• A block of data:
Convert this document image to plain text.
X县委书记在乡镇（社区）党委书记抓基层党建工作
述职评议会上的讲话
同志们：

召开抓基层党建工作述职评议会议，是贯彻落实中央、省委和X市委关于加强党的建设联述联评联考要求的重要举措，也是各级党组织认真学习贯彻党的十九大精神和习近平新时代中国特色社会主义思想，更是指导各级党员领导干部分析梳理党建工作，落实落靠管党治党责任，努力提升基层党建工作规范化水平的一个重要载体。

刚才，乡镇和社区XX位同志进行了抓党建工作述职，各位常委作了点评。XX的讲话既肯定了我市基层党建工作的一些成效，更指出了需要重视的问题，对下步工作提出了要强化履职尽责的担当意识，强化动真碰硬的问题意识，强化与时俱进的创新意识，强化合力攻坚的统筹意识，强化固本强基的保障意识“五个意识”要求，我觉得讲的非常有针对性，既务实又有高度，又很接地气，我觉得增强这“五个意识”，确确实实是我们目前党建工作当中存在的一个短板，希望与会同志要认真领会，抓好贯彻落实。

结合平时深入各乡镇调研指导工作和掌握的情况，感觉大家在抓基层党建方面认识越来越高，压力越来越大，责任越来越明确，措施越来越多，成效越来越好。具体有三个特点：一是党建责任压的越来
* * *
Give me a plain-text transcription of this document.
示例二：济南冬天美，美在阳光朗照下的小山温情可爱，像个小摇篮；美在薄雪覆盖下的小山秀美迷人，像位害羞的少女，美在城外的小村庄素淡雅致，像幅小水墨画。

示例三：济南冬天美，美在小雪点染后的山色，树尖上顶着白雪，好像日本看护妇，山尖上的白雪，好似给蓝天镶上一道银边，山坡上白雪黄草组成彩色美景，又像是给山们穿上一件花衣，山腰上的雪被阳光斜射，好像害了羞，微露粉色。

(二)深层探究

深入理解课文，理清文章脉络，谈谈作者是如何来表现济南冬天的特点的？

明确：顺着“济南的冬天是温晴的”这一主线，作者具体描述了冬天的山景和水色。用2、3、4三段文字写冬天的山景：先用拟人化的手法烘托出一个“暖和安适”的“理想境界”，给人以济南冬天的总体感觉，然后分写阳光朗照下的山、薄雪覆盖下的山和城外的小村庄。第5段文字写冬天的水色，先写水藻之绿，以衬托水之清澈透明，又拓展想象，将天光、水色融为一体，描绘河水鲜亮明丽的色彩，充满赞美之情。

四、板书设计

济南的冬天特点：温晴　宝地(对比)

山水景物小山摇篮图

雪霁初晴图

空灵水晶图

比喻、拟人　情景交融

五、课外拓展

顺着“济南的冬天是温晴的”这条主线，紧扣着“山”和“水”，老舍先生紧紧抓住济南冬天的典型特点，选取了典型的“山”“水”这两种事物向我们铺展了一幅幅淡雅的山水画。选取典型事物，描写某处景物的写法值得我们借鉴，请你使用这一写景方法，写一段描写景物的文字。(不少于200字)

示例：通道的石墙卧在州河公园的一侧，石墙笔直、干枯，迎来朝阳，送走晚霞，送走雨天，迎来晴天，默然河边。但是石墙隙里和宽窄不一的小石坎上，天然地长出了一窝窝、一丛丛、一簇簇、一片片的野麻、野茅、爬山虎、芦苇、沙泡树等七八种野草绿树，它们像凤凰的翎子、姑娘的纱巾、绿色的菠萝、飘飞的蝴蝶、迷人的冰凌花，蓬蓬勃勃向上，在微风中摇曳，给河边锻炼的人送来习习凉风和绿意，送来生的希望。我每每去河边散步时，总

• Aim:
Filter the listing for the word "plain" and copy every line that holds it.

• Written response:
Convert this document image to plain text.
Give me a plain-text transcription of this document.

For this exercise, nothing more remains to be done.